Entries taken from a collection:

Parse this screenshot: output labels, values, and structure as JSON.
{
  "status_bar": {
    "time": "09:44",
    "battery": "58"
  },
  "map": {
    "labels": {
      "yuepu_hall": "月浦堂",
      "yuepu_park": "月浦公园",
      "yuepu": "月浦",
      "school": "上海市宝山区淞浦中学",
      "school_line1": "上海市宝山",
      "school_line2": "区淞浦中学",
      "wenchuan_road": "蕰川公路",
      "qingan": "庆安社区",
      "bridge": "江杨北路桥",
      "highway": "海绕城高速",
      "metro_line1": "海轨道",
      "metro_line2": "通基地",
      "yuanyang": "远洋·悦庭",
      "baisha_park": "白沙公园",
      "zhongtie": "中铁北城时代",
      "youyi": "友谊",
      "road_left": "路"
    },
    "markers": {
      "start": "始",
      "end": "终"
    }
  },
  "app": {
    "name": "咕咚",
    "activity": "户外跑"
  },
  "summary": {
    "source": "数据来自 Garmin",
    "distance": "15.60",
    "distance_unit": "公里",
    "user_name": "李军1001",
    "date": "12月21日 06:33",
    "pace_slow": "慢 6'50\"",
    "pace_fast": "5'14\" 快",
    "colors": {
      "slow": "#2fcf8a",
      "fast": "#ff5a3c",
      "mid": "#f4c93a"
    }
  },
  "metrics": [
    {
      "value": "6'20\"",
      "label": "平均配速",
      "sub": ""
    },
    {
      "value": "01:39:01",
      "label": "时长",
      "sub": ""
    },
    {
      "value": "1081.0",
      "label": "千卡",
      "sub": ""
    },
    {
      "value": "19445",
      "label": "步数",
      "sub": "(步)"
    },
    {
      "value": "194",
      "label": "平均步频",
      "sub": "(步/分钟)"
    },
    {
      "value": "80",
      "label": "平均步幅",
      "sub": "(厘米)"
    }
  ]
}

◆ REQUIREMENTS ◆
Please restate the records in full, word for word.

◆ SOLUTION TO THIS TASK ◆
Parse this screenshot: output labels, values, and structure as JSON.
{
  "status_bar": {
    "time": "09:44",
    "battery": "58"
  },
  "map": {
    "labels": {
      "yuepu_hall": "月浦堂",
      "yuepu_park": "月浦公园",
      "yuepu": "月浦",
      "school": "上海市宝山区淞浦中学",
      "school_line1": "上海市宝山",
      "school_line2": "区淞浦中学",
      "wenchuan_road": "蕰川公路",
      "qingan": "庆安社区",
      "bridge": "江杨北路桥",
      "highway": "海绕城高速",
      "metro_line1": "海轨道",
      "metro_line2": "通基地",
      "yuanyang": "远洋·悦庭",
      "baisha_park": "白沙公园",
      "zhongtie": "中铁北城时代",
      "youyi": "友谊",
      "road_left": "路"
    },
    "markers": {
      "start": "始",
      "end": "终"
    }
  },
  "app": {
    "name": "咕咚",
    "activity": "户外跑"
  },
  "summary": {
    "source": "数据来自 Garmin",
    "distance": "15.60",
    "distance_unit": "公里",
    "user_name": "李军1001",
    "date": "12月21日 06:33",
    "pace_slow": "慢 6'50\"",
    "pace_fast": "5'14\" 快",
    "colors": {
      "slow": "#2fcf8a",
      "fast": "#ff5a3c",
      "mid": "#f4c93a"
    }
  },
  "metrics": [
    {
      "value": "6'20\"",
      "label": "平均配速",
      "sub": ""
    },
    {
      "value": "01:39:01",
      "label": "时长",
      "sub": ""
    },
    {
      "value": "1081.0",
      "label": "千卡",
      "sub": ""
    },
    {
      "value": "19445",
      "label": "步数",
      "sub": "(步)"
    },
    {
      "value": "194",
      "label": "平均步频",
      "sub": "(步/分钟)"
    },
    {
      "value": "80",
      "label": "平均步幅",
      "sub": "(厘米)"
    }
  ]
}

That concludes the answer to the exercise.